Monday, May. 04, 1992

A Crisis as Real as Rain

By LANCE MORROW

TITLE: EARTH IN THE BALANCE

AUTHOR: AL GORE

PUBLISHER: HOUGHTON MIFFLIN; 407 PAGES; $22.95

THE BOTTOM LINE: A work of intelligence and passionate authenticity.

Senator Al Gore had just turned 40 years old. His presidential campaign had broken up in the primaries the previous spring. Then, as he reports, "one afternoon in April 1989, I walked out of a baseball stadium and saw my son, Albert, then six years old, get hit by a car, fly thirty feet through the air and scrape along the pavement another twenty feet until he came to rest in a gutter." The child, at first near death, eventually recovered. It was in his son's hospital room in Baltimore that Gore began writing Earth in the Balance.

Since the book arises in part from a moment of personal crisis, it speaks with a certain passionate authenticity, a ring of the unfakable that is rare enough in the (usually ghostwritten) outpourings of politicians. The American public, much afflicted by sound bites, has all but abandoned hope for intelligent life in Washington. It may be impressed by Gore's sustained intellectual concentration and mastery of his subject, the environment. Gore has studied it a while. In the 1988 campaign, the Senator held the wedding guests with his glittering eye and talked about such obscurities as the greenhouse effect and the thinning ozone. Another candidate said he sounded as if he were running for national scientist.

## Task set
#1 Decide whether each statement agrees with the review of Earth in the Balance, answering yes or no and quoting the words that settle it: (a) Gore began writing the book in his son's hospital room in Baltimore. (b) Gore's son was eight years old when the car hit him. (c) Gore's presidential campaign broke up in the primaries.
#2 Write the next part of the review of Gore's environmental book, picking up after its last sentence.

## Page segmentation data

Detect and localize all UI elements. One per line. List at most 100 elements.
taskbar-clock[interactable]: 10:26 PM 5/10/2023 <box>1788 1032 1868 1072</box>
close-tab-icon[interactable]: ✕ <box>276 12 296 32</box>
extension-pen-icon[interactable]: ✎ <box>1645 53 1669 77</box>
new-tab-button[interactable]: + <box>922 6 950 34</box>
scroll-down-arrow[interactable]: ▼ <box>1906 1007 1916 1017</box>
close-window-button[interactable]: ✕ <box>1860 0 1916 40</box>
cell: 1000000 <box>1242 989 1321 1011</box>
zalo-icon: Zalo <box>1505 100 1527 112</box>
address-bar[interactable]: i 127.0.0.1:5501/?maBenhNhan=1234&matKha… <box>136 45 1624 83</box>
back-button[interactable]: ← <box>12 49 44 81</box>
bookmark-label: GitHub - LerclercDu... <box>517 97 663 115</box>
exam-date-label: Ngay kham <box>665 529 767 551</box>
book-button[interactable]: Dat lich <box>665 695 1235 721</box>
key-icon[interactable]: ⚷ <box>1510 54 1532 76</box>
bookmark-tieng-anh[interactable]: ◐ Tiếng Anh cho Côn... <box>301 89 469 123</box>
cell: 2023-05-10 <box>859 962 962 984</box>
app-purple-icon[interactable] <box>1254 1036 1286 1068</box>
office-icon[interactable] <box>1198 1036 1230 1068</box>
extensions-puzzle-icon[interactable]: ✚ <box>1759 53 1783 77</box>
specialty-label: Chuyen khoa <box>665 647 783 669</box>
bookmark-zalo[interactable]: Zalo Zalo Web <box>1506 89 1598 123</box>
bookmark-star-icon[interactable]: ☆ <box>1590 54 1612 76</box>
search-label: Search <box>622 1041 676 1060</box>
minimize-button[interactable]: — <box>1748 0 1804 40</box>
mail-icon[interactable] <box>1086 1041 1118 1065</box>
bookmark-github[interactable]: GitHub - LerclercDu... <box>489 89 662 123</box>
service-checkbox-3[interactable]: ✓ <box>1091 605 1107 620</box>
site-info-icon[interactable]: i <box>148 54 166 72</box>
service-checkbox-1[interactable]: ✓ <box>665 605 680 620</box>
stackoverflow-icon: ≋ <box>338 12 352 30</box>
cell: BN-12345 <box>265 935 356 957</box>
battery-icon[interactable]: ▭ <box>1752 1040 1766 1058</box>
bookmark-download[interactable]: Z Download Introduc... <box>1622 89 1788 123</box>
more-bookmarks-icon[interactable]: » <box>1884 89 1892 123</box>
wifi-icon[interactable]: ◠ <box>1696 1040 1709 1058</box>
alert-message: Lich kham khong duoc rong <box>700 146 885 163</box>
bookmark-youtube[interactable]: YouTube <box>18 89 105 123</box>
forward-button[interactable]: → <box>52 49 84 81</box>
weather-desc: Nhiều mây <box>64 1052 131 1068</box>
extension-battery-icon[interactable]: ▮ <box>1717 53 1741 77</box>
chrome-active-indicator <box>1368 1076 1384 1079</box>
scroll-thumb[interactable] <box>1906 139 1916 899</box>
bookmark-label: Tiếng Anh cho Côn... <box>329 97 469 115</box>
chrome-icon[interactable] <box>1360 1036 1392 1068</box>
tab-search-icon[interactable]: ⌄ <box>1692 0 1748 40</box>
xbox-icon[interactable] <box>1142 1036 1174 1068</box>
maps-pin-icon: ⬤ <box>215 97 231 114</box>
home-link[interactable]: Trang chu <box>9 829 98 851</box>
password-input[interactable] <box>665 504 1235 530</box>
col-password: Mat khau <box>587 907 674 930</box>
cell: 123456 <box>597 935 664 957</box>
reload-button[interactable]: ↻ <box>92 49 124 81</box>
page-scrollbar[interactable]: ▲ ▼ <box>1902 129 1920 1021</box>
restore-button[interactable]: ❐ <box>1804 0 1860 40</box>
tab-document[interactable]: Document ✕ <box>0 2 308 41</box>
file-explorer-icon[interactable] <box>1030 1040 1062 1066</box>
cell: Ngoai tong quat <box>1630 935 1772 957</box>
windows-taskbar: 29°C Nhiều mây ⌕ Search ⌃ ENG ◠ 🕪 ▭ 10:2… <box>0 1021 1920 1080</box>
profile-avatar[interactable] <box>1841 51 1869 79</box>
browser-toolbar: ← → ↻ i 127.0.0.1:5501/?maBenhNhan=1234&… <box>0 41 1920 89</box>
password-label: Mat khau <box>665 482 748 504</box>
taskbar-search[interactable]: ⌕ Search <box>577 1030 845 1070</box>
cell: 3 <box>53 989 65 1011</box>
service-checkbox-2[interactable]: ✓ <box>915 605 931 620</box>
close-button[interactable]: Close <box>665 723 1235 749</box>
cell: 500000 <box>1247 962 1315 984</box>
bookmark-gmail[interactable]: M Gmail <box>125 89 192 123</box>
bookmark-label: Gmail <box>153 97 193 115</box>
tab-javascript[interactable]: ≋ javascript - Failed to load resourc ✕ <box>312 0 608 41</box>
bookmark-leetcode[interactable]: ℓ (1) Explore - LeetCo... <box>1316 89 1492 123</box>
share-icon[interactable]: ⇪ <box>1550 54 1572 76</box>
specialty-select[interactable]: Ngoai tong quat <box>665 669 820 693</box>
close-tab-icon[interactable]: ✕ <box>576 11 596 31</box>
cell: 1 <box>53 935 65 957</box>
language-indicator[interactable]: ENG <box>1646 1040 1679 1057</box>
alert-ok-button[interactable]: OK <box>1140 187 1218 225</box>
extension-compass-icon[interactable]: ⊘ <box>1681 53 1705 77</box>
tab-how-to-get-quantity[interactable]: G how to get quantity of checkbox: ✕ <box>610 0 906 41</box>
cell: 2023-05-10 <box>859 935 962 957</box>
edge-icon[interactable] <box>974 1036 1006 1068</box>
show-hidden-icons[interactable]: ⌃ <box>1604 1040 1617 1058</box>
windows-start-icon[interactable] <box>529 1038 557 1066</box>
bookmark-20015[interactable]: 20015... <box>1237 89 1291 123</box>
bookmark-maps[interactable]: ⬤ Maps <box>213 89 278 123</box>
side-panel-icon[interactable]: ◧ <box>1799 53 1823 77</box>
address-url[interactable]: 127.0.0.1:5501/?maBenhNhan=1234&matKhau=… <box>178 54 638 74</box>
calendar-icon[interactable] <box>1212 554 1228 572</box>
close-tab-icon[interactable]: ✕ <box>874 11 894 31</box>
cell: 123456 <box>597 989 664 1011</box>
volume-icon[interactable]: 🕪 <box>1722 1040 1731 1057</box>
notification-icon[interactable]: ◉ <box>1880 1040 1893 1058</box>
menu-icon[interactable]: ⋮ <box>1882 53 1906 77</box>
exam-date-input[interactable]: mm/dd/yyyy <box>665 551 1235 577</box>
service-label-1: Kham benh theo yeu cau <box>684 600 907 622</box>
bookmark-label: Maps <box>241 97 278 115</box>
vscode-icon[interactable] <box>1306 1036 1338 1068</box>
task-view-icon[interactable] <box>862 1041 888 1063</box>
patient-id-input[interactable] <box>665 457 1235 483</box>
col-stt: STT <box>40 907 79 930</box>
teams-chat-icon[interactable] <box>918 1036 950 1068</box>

## Expected results
#1
(a) Yes: "It was in his son's hospital room in Baltimore that Gore began writing Earth in the Balance."
(b) No: "my son, Albert, then six years old, get hit by a car"
(c) Yes: "His presidential campaign had broken up in the primaries the previous spring."

#2
The subjects are less obscure now. In Earth in the Balance Gore writes, "The global environmental crisis is, as we say in Tennessee, real as rain, and I cannot stand the thought of leaving my children with a degraded earth and a diminished future."

Gore has produced a labor of statesmanship, evangelism and scientific exposition. He does not so much break new ground as organize a wide variety of material and experience to state the case of environmental urgency and the need for change, for what he calls a "Global Marshall Plan." He has digested books, made friends with experts and traveled. Gore went, for example, to the Aral Sea in Central Asia -- 10 years ago the fourth largest inland sea in the world, now dead, its fishing fleets stranded surreally in dry desert. The water that once fed the Aral was diverted in an ill-considered irrigation project to grow cotton. Gore traveled to the vanishing Amazon rain forest and to the globe's other environmental Stations of the Cross. He knows too much, however, to indulge in mere sentimentalism about Earth-Motherhood, or to join a doctrinaire rush to simplification.

In drawing a line connecting the individual to the global, Gore here and there sounds as if his inner Ancient Mariner had lingered too long in adult- children seminars with John Bradshaw, and humankind might 12-step the earth green again. Still, the vocabularies of the recovery movement open interesting windows upon a civilization that is dysfunctional, much given to denial, addiction, co-dependency and brutal nature abuse.

If the future (to use Gore-esque imagery) remains as dark as a mine shaft, humankind has at least begun to notice the alarming accumulation of dead canaries about its feet. In part because of his son's accident -- and perhaps in part because of George Bush's overwhelming popularity in the polls after Desert Storm -- Al Gore decided to sit out the 1992 campaign. Instead of Gore for President, the public has his book, which is itself an act of leadership.